PROVIDED DATA
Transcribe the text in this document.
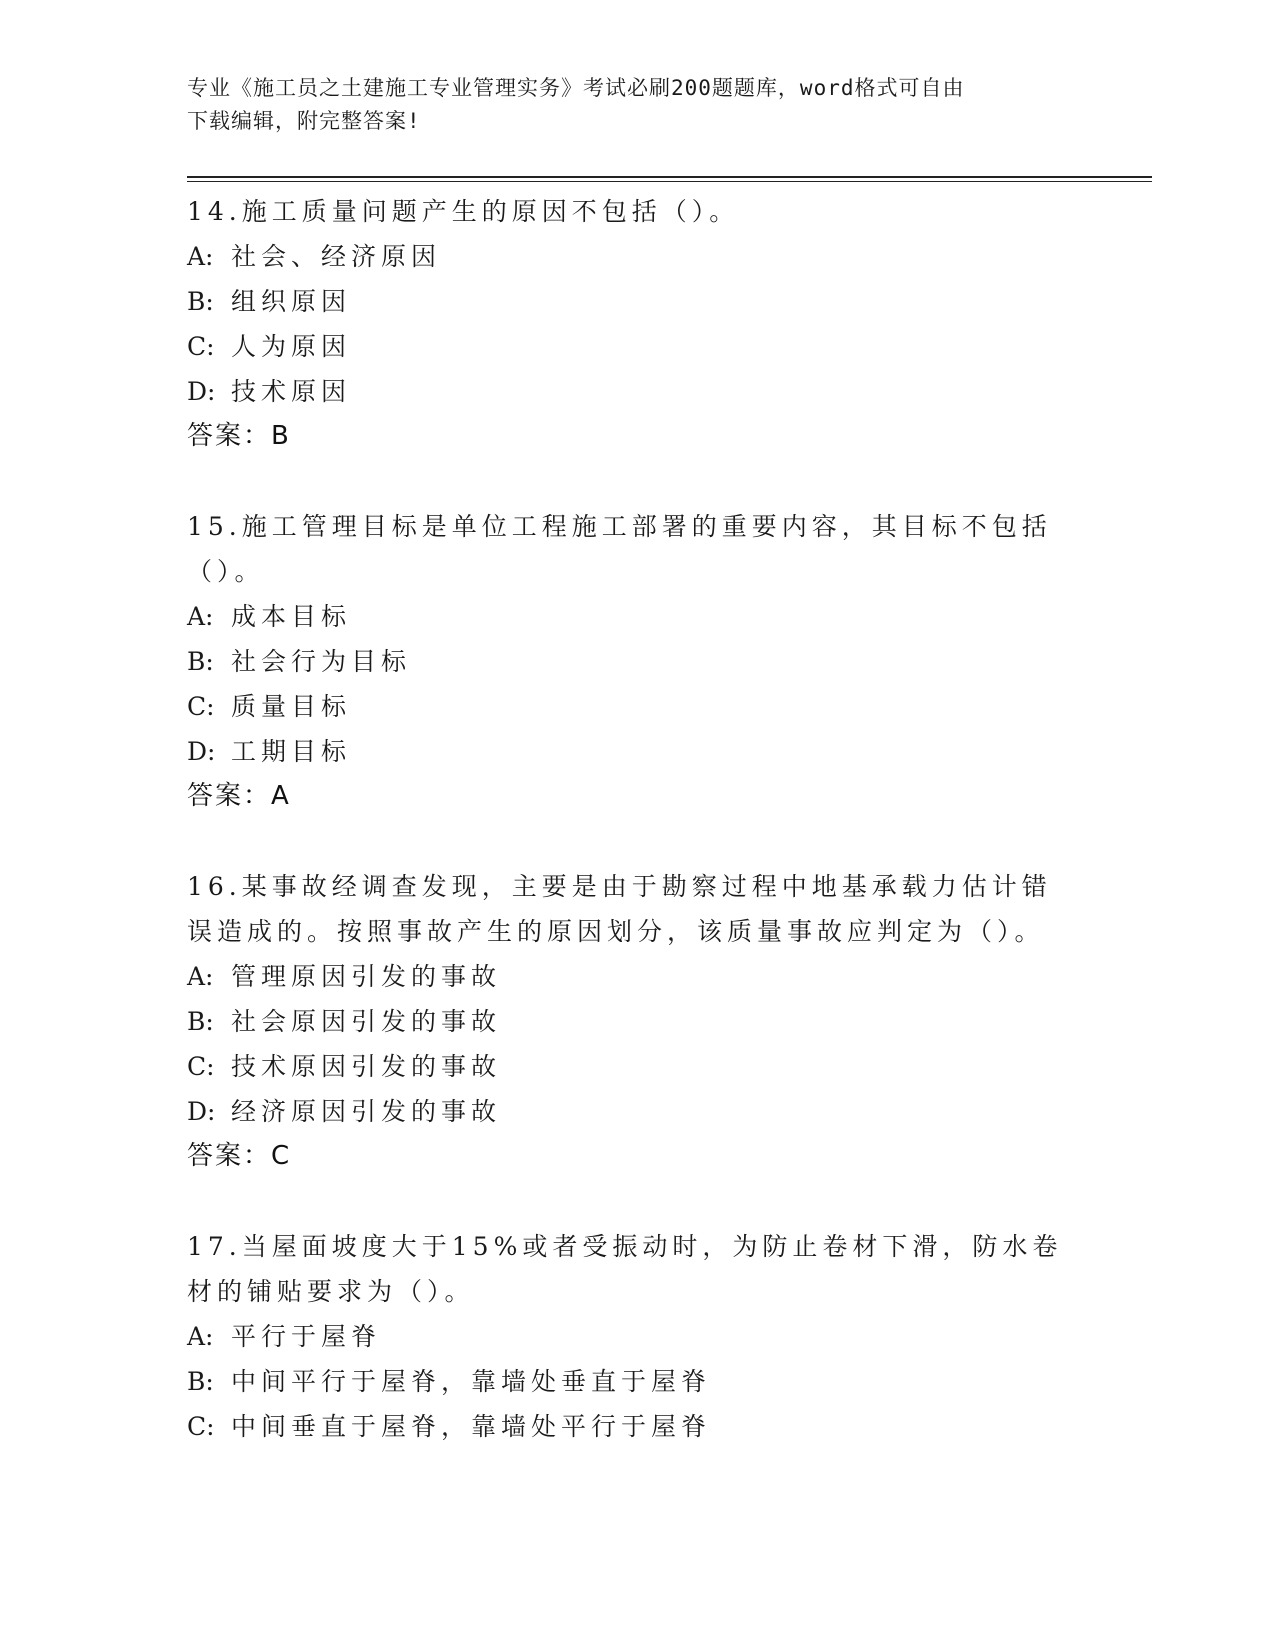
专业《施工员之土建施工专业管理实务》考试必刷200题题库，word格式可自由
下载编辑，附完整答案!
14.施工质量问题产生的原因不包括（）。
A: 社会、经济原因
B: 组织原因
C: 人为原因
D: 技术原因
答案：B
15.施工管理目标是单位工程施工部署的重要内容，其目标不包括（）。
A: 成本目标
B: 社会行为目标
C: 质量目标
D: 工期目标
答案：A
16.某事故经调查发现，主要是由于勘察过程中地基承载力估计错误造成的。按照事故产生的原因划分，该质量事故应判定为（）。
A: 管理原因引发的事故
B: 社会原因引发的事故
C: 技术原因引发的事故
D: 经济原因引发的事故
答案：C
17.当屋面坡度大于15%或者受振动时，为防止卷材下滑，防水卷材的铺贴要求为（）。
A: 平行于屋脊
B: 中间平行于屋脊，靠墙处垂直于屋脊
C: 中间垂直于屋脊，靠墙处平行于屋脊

INSTRUCTIONS FOR THE TASK
Reproduce all of the material above word for word. Omit the pictures.

RESULT
Transcribe the text in this document.
专业《施工员之土建施工专业管理实务》考试必刷200题题库，word格式可自由
下载编辑，附完整答案!
14.施工质量问题产生的原因不包括（）。
A: 社会、经济原因
B: 组织原因
C: 人为原因
D: 技术原因
答案：B
15.施工管理目标是单位工程施工部署的重要内容，其目标不包括（）。
A: 成本目标
B: 社会行为目标
C: 质量目标
D: 工期目标
答案：A
16.某事故经调查发现，主要是由于勘察过程中地基承载力估计错误造成的。按照事故产生的原因划分，该质量事故应判定为（）。
A: 管理原因引发的事故
B: 社会原因引发的事故
C: 技术原因引发的事故
D: 经济原因引发的事故
答案：C
17.当屋面坡度大于15%或者受振动时，为防止卷材下滑，防水卷材的铺贴要求为（）。
A: 平行于屋脊
B: 中间平行于屋脊，靠墙处垂直于屋脊
C: 中间垂直于屋脊，靠墙处平行于屋脊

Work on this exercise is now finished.